#### Instruction:
Take the material below and retype it in full; pictures are left out.
⟨
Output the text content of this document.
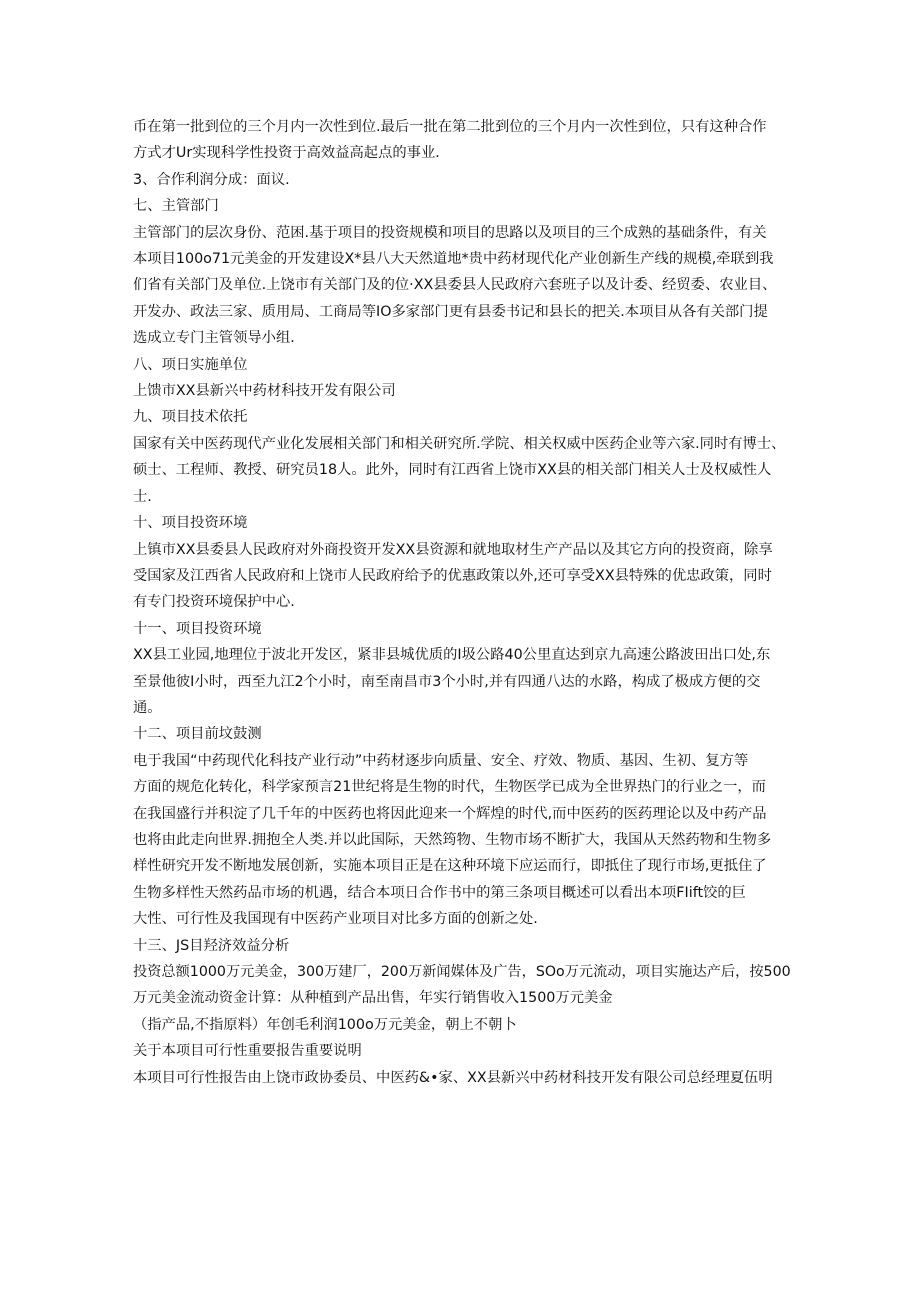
币在第一批到位的三个月内一次性到位.最后一批在第二批到位的三个月内一次性到位，只有这种合作
方式才Ur实现科学性投资于高效益高起点的事业.
3、合作利润分成：面议.
七、主管部门
主管部门的层次身份、范困.基于项目的投资规模和项目的思路以及项目的三个成熟的基础条件，有关
本项目100o71元美金的开发建设X*县八大天然道地*贵中药材现代化产业创新生产线的规模,牵联到我
们省有关部门及单位.上饶市有关部门及的位·XX县委县人民政府六套班子以及计委、经贸委、农业目、
开发办、政法三家、质用局、工商局等IO多家部门更有县委书记和县长的把关.本项目从各有关部门提
选成立专门主管领导小组.
八、项日实施单位
上馈市XX县新兴中药材科技开发有限公司
九、项目技术依托
国家有关中医药现代产业化发展相关部门和相关研究所.学院、相关权威中医药企业等六家.同时有博士、
硕士、工程师、教授、研究员18人。此外，同时有江西省上饶市XX县的相关部门相关人士及权威性人
士.
十、项目投资环境
上镇市XX县委县人民政府对外商投资开发XX县资源和就地取材生产产品以及其它方向的投资商，除享
受国家及江西省人民政府和上饶市人民政府给予的优惠政策以外,还可享受XX县特殊的优忠政策，同时
有专门投资环境保护中心.
十一、项目投资环境
XX县工业园,地理位于波北开发区，紧非县城优质的I圾公路40公里直达到京九高速公路波田出口处,东
至景他彼I小时，西至九江2个小时，南至南昌市3个小时,并有四通八达的水路，构成了极成方便的交
通。
十二、项目前坟鼓测
电于我国“中药现代化科技产业行动”中药材逐步向质量、安全、疗效、物质、基因、生初、复方等
方面的规危化转化，科学家预言21世纪将是生物的时代，生物医学已成为全世界热门的行业之一，而
在我国盛行并积淀了几千年的中医药也将因此迎来一个辉煌的时代,而中医药的医药理论以及中药产品
也将由此走向世界.拥抱全人类.并以此国际，天然筠物、生物市场不断扩大，我国从天然药物和生物多
样性研究开发不断地发展创新，实施本项目正是在这种环境下应运而行，即抵住了现行市场,更抵住了
生物多样性天然药品市场的机遇，结合本项日合作书中的第三条项目概述可以看出本项FIift饺的巨
大性、可行性及我国现有中医药产业项目对比多方面的创新之处.
十三、JS目羟济效益分析
投资总额1000万元美金，300万建厂，200万新闻媒体及广告，SOo万元流动，项目实施达产后，按500
万元美金流动资金计算：从种植到产品出售，年实行销售收入1500万元美金
（指产品,不指原料）年创毛利润100o万元美金，朝上不朝卜
关于本项目可行性重要报告重要说明
本项目可行性报告由上饶市政协委员、中医药&•家、XX县新兴中药材科技开发有限公司总经理夏伍明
⟩
#### Answer to the problem:
Output the text content of this document.
币在第一批到位的三个月内一次性到位.最后一批在第二批到位的三个月内一次性到位，只有这种合作
方式才Ur实现科学性投资于高效益高起点的事业.
3、合作利润分成：面议.
七、主管部门
主管部门的层次身份、范困.基于项目的投资规模和项目的思路以及项目的三个成熟的基础条件，有关
本项目100o71元美金的开发建设X*县八大天然道地*贵中药材现代化产业创新生产线的规模,牵联到我
们省有关部门及单位.上饶市有关部门及的位·XX县委县人民政府六套班子以及计委、经贸委、农业目、
开发办、政法三家、质用局、工商局等IO多家部门更有县委书记和县长的把关.本项目从各有关部门提
选成立专门主管领导小组.
八、项日实施单位
上馈市XX县新兴中药材科技开发有限公司
九、项目技术依托
国家有关中医药现代产业化发展相关部门和相关研究所.学院、相关权威中医药企业等六家.同时有博士、
硕士、工程师、教授、研究员18人。此外，同时有江西省上饶市XX县的相关部门相关人士及权威性人
士.
十、项目投资环境
上镇市XX县委县人民政府对外商投资开发XX县资源和就地取材生产产品以及其它方向的投资商，除享
受国家及江西省人民政府和上饶市人民政府给予的优惠政策以外,还可享受XX县特殊的优忠政策，同时
有专门投资环境保护中心.
十一、项目投资环境
XX县工业园,地理位于波北开发区，紧非县城优质的I圾公路40公里直达到京九高速公路波田出口处,东
至景他彼I小时，西至九江2个小时，南至南昌市3个小时,并有四通八达的水路，构成了极成方便的交
通。
十二、项目前坟鼓测
电于我国“中药现代化科技产业行动”中药材逐步向质量、安全、疗效、物质、基因、生初、复方等
方面的规危化转化，科学家预言21世纪将是生物的时代，生物医学已成为全世界热门的行业之一，而
在我国盛行并积淀了几千年的中医药也将因此迎来一个辉煌的时代,而中医药的医药理论以及中药产品
也将由此走向世界.拥抱全人类.并以此国际，天然筠物、生物市场不断扩大，我国从天然药物和生物多
样性研究开发不断地发展创新，实施本项目正是在这种环境下应运而行，即抵住了现行市场,更抵住了
生物多样性天然药品市场的机遇，结合本项日合作书中的第三条项目概述可以看出本项FIift饺的巨
大性、可行性及我国现有中医药产业项目对比多方面的创新之处.
十三、JS目羟济效益分析
投资总额1000万元美金，300万建厂，200万新闻媒体及广告，SOo万元流动，项目实施达产后，按500
万元美金流动资金计算：从种植到产品出售，年实行销售收入1500万元美金
（指产品,不指原料）年创毛利润100o万元美金，朝上不朝卜
关于本项目可行性重要报告重要说明
本项目可行性报告由上饶市政协委员、中医药&•家、XX县新兴中药材科技开发有限公司总经理夏伍明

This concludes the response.